### AIM OF THE TASK
Find every line of the listing below where "watermark" appears, and copy it.

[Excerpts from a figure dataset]
<<<<
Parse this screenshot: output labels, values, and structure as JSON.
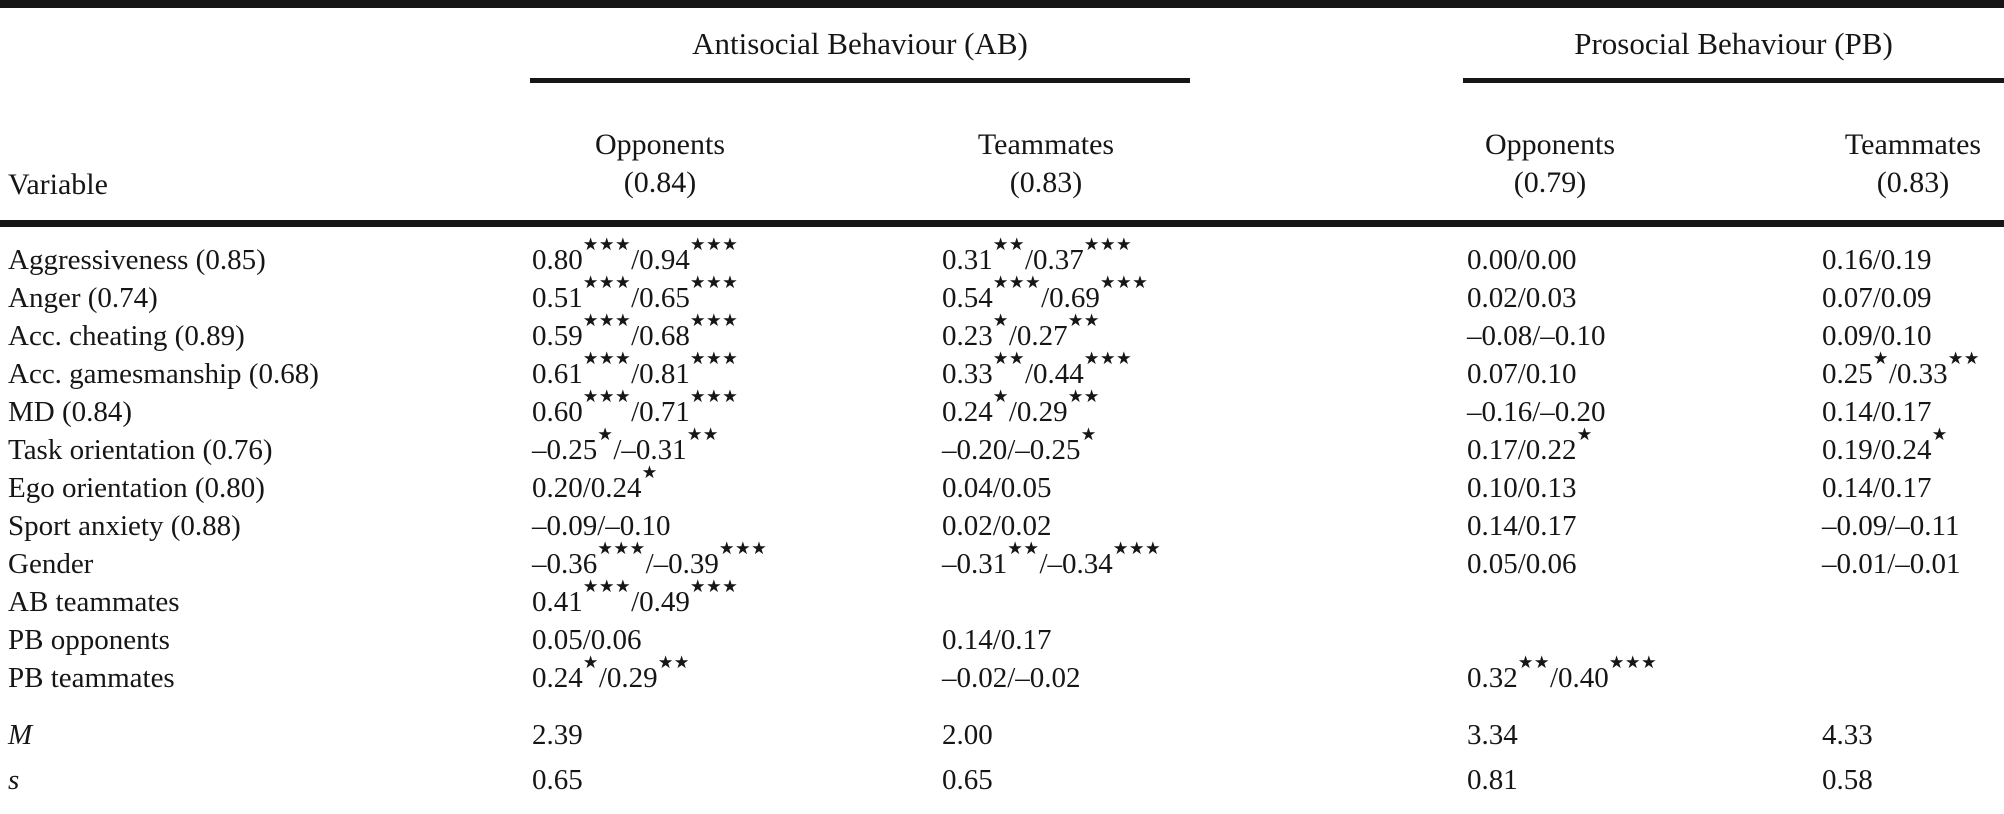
{
  "table": {
    "variable_header": "Variable",
    "groups": [
      {
        "label": "Antisocial Behaviour (AB)",
        "columns": [
          {
            "name": "Opponents",
            "alpha": "(0.84)"
          },
          {
            "name": "Teammates",
            "alpha": "(0.83)"
          }
        ]
      },
      {
        "label": "Prosocial Behaviour (PB)",
        "columns": [
          {
            "name": "Opponents",
            "alpha": "(0.79)"
          },
          {
            "name": "Teammates",
            "alpha": "(0.83)"
          }
        ]
      }
    ],
    "rows": [
      {
        "variable": "Aggressiveness (0.85)",
        "cells": [
          "0.80★★★/0.94★★★",
          "0.31★★/0.37★★★",
          "0.00/0.00",
          "0.16/0.19"
        ]
      },
      {
        "variable": "Anger (0.74)",
        "cells": [
          "0.51★★★/0.65★★★",
          "0.54★★★/0.69★★★",
          "0.02/0.03",
          "0.07/0.09"
        ]
      },
      {
        "variable": "Acc. cheating (0.89)",
        "cells": [
          "0.59★★★/0.68★★★",
          "0.23★/0.27★★",
          "–0.08/–0.10",
          "0.09/0.10"
        ]
      },
      {
        "variable": "Acc. gamesmanship (0.68)",
        "cells": [
          "0.61★★★/0.81★★★",
          "0.33★★/0.44★★★",
          "0.07/0.10",
          "0.25★/0.33★★"
        ]
      },
      {
        "variable": "MD (0.84)",
        "cells": [
          "0.60★★★/0.71★★★",
          "0.24★/0.29★★",
          "–0.16/–0.20",
          "0.14/0.17"
        ]
      },
      {
        "variable": "Task orientation (0.76)",
        "cells": [
          "–0.25★/–0.31★★",
          "–0.20/–0.25★",
          "0.17/0.22★",
          "0.19/0.24★"
        ]
      },
      {
        "variable": "Ego orientation (0.80)",
        "cells": [
          "0.20/0.24★",
          "0.04/0.05",
          "0.10/0.13",
          "0.14/0.17"
        ]
      },
      {
        "variable": "Sport anxiety (0.88)",
        "cells": [
          "–0.09/–0.10",
          "0.02/0.02",
          "0.14/0.17",
          "–0.09/–0.11"
        ]
      },
      {
        "variable": "Gender",
        "cells": [
          "–0.36★★★/–0.39★★★",
          "–0.31★★/–0.34★★★",
          "0.05/0.06",
          "–0.01/–0.01"
        ]
      },
      {
        "variable": "AB teammates",
        "cells": [
          "0.41★★★/0.49★★★",
          "",
          "",
          ""
        ]
      },
      {
        "variable": "PB opponents",
        "cells": [
          "0.05/0.06",
          "0.14/0.17",
          "",
          ""
        ]
      },
      {
        "variable": "PB teammates",
        "cells": [
          "0.24★/0.29★★",
          "–0.02/–0.02",
          "0.32★★/0.40★★★",
          ""
        ]
      }
    ],
    "summary_rows": [
      {
        "variable": "M",
        "cells": [
          "2.39",
          "2.00",
          "3.34",
          "4.33"
        ]
      },
      {
        "variable": "s",
        "cells": [
          "0.65",
          "0.65",
          "0.81",
          "0.58"
        ]
      }
    ],
    "significance_marker": "★",
    "text_color": "#161616",
    "rule_color": "#161616"
  }
}
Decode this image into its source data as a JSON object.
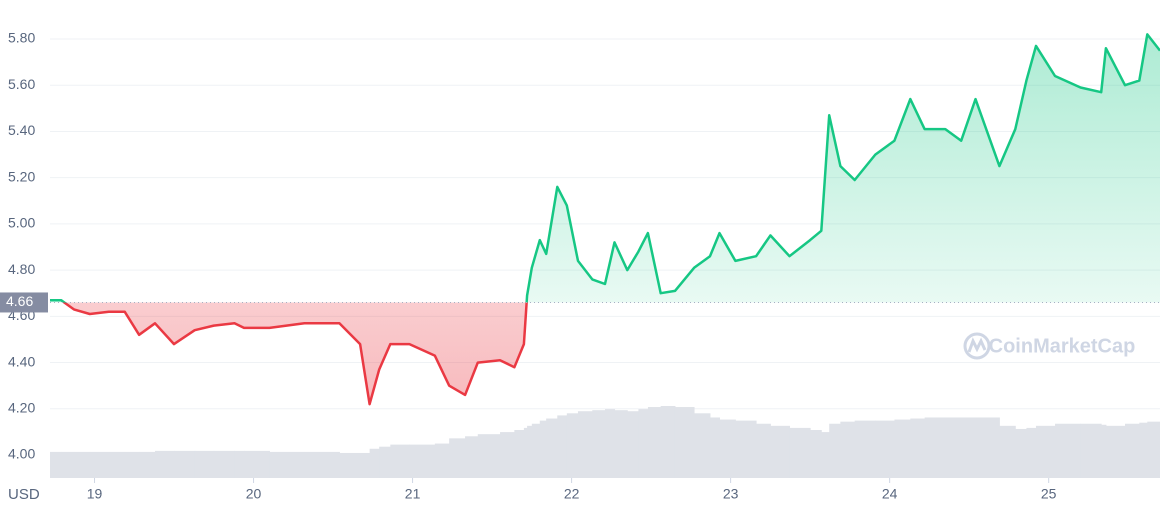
{
  "chart_data": {
    "type": "line",
    "currency_label": "USD",
    "watermark": "CoinMarketCap",
    "baseline": 4.66,
    "up_color": "#16c784",
    "down_color": "#ea3943",
    "volume_color": "#dfe2e8",
    "xlim": [
      18.72,
      25.7
    ],
    "xticks": [
      19,
      20,
      21,
      22,
      23,
      24,
      25
    ],
    "ylim": [
      4.0,
      5.8
    ],
    "yticks": [
      {
        "value": 4.0,
        "label": "4.00"
      },
      {
        "value": 4.2,
        "label": "4.20"
      },
      {
        "value": 4.4,
        "label": "4.40"
      },
      {
        "value": 4.6,
        "label": "4.60"
      },
      {
        "value": 4.8,
        "label": "4.80"
      },
      {
        "value": 5.0,
        "label": "5.00"
      },
      {
        "value": 5.2,
        "label": "5.20"
      },
      {
        "value": 5.4,
        "label": "5.40"
      },
      {
        "value": 5.6,
        "label": "5.60"
      },
      {
        "value": 5.8,
        "label": "5.80"
      }
    ],
    "grid": true,
    "x": [
      18.72,
      18.79,
      18.87,
      18.97,
      19.09,
      19.19,
      19.28,
      19.38,
      19.5,
      19.63,
      19.75,
      19.88,
      19.94,
      20.1,
      20.32,
      20.54,
      20.67,
      20.73,
      20.79,
      20.86,
      20.98,
      21.14,
      21.23,
      21.33,
      21.41,
      21.55,
      21.64,
      21.7,
      21.72,
      21.75,
      21.8,
      21.84,
      21.91,
      21.97,
      22.04,
      22.13,
      22.21,
      22.27,
      22.35,
      22.42,
      22.48,
      22.56,
      22.65,
      22.77,
      22.87,
      22.93,
      23.03,
      23.16,
      23.25,
      23.37,
      23.5,
      23.57,
      23.62,
      23.69,
      23.78,
      23.91,
      24.03,
      24.13,
      24.22,
      24.35,
      24.45,
      24.54,
      24.69,
      24.79,
      24.86,
      24.92,
      25.04,
      25.2,
      25.33,
      25.36,
      25.48,
      25.57,
      25.62,
      25.7
    ],
    "values": [
      4.67,
      4.67,
      4.63,
      4.61,
      4.62,
      4.62,
      4.52,
      4.57,
      4.48,
      4.54,
      4.56,
      4.57,
      4.55,
      4.55,
      4.57,
      4.57,
      4.48,
      4.22,
      4.37,
      4.48,
      4.48,
      4.43,
      4.3,
      4.26,
      4.4,
      4.41,
      4.38,
      4.48,
      4.69,
      4.81,
      4.93,
      4.87,
      5.16,
      5.08,
      4.84,
      4.76,
      4.74,
      4.92,
      4.8,
      4.88,
      4.96,
      4.7,
      4.71,
      4.81,
      4.86,
      4.96,
      4.84,
      4.86,
      4.95,
      4.86,
      4.93,
      4.97,
      5.47,
      5.25,
      5.19,
      5.3,
      5.36,
      5.54,
      5.41,
      5.41,
      5.36,
      5.54,
      5.25,
      5.41,
      5.62,
      5.77,
      5.64,
      5.59,
      5.57,
      5.76,
      5.6,
      5.62,
      5.82,
      5.75
    ],
    "volume": [
      25,
      25,
      25,
      25,
      25,
      25,
      25,
      26,
      26,
      26,
      26,
      26,
      26,
      25,
      25,
      24,
      24,
      28,
      30,
      32,
      32,
      33,
      38,
      40,
      42,
      44,
      46,
      48,
      50,
      52,
      55,
      57,
      60,
      62,
      64,
      65,
      66,
      65,
      64,
      66,
      68,
      69,
      68,
      62,
      58,
      56,
      55,
      52,
      50,
      48,
      46,
      44,
      52,
      54,
      55,
      55,
      56,
      57,
      58,
      58,
      58,
      58,
      50,
      47,
      48,
      50,
      52,
      52,
      51,
      50,
      52,
      53,
      54,
      54
    ]
  }
}
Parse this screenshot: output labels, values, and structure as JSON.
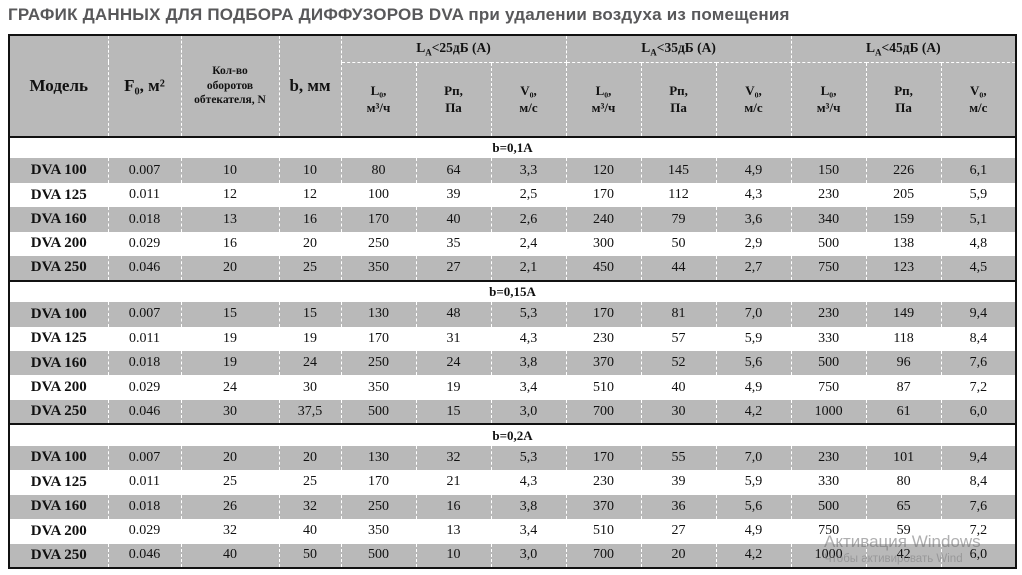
{
  "title": "ГРАФИК ДАННЫХ ДЛЯ ПОДБОРА ДИФФУЗОРОВ DVA при удалении воздуха из помещения",
  "table": {
    "columns": {
      "model": "Модель",
      "f0": "F₀, м²",
      "n": "Кол-во\nоборотов\nобтекателя, N",
      "b": "b, мм"
    },
    "groups": [
      {
        "main": "L",
        "sub": "A",
        "rest": "<25дБ (A)"
      },
      {
        "main": "L",
        "sub": "A",
        "rest": "<35дБ (A)"
      },
      {
        "main": "L",
        "sub": "A",
        "rest": "<45дБ (A)"
      }
    ],
    "subcols": [
      "L₀,\nм³/ч",
      "Рп,\nПа",
      "V₀,\nм/с"
    ],
    "sections": [
      {
        "label": "b=0,1A",
        "rows": [
          {
            "model": "DVA 100",
            "values": [
              "0.007",
              "10",
              "10",
              "80",
              "64",
              "3,3",
              "120",
              "145",
              "4,9",
              "150",
              "226",
              "6,1"
            ]
          },
          {
            "model": "DVA 125",
            "values": [
              "0.011",
              "12",
              "12",
              "100",
              "39",
              "2,5",
              "170",
              "112",
              "4,3",
              "230",
              "205",
              "5,9"
            ]
          },
          {
            "model": "DVA 160",
            "values": [
              "0.018",
              "13",
              "16",
              "170",
              "40",
              "2,6",
              "240",
              "79",
              "3,6",
              "340",
              "159",
              "5,1"
            ]
          },
          {
            "model": "DVA 200",
            "values": [
              "0.029",
              "16",
              "20",
              "250",
              "35",
              "2,4",
              "300",
              "50",
              "2,9",
              "500",
              "138",
              "4,8"
            ]
          },
          {
            "model": "DVA 250",
            "values": [
              "0.046",
              "20",
              "25",
              "350",
              "27",
              "2,1",
              "450",
              "44",
              "2,7",
              "750",
              "123",
              "4,5"
            ]
          }
        ]
      },
      {
        "label": "b=0,15A",
        "rows": [
          {
            "model": "DVA 100",
            "values": [
              "0.007",
              "15",
              "15",
              "130",
              "48",
              "5,3",
              "170",
              "81",
              "7,0",
              "230",
              "149",
              "9,4"
            ]
          },
          {
            "model": "DVA 125",
            "values": [
              "0.011",
              "19",
              "19",
              "170",
              "31",
              "4,3",
              "230",
              "57",
              "5,9",
              "330",
              "118",
              "8,4"
            ]
          },
          {
            "model": "DVA 160",
            "values": [
              "0.018",
              "19",
              "24",
              "250",
              "24",
              "3,8",
              "370",
              "52",
              "5,6",
              "500",
              "96",
              "7,6"
            ]
          },
          {
            "model": "DVA 200",
            "values": [
              "0.029",
              "24",
              "30",
              "350",
              "19",
              "3,4",
              "510",
              "40",
              "4,9",
              "750",
              "87",
              "7,2"
            ]
          },
          {
            "model": "DVA 250",
            "values": [
              "0.046",
              "30",
              "37,5",
              "500",
              "15",
              "3,0",
              "700",
              "30",
              "4,2",
              "1000",
              "61",
              "6,0"
            ]
          }
        ]
      },
      {
        "label": "b=0,2A",
        "rows": [
          {
            "model": "DVA 100",
            "values": [
              "0.007",
              "20",
              "20",
              "130",
              "32",
              "5,3",
              "170",
              "55",
              "7,0",
              "230",
              "101",
              "9,4"
            ]
          },
          {
            "model": "DVA 125",
            "values": [
              "0.011",
              "25",
              "25",
              "170",
              "21",
              "4,3",
              "230",
              "39",
              "5,9",
              "330",
              "80",
              "8,4"
            ]
          },
          {
            "model": "DVA 160",
            "values": [
              "0.018",
              "26",
              "32",
              "250",
              "16",
              "3,8",
              "370",
              "36",
              "5,6",
              "500",
              "65",
              "7,6"
            ]
          },
          {
            "model": "DVA 200",
            "values": [
              "0.029",
              "32",
              "40",
              "350",
              "13",
              "3,4",
              "510",
              "27",
              "4,9",
              "750",
              "59",
              "7,2"
            ]
          },
          {
            "model": "DVA 250",
            "values": [
              "0.046",
              "40",
              "50",
              "500",
              "10",
              "3,0",
              "700",
              "20",
              "4,2",
              "1000",
              "42",
              "6,0"
            ]
          }
        ]
      }
    ]
  },
  "colors": {
    "row_shade": "#b9b9b9",
    "border": "#111111",
    "title_text": "#58585a"
  },
  "watermark": {
    "line1": "Активация Windows",
    "line2": "Чтобы активировать Wind"
  }
}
>>>>
### RESULT BELOW
    "watermark": "CoinMarketCap",
  "watermark": {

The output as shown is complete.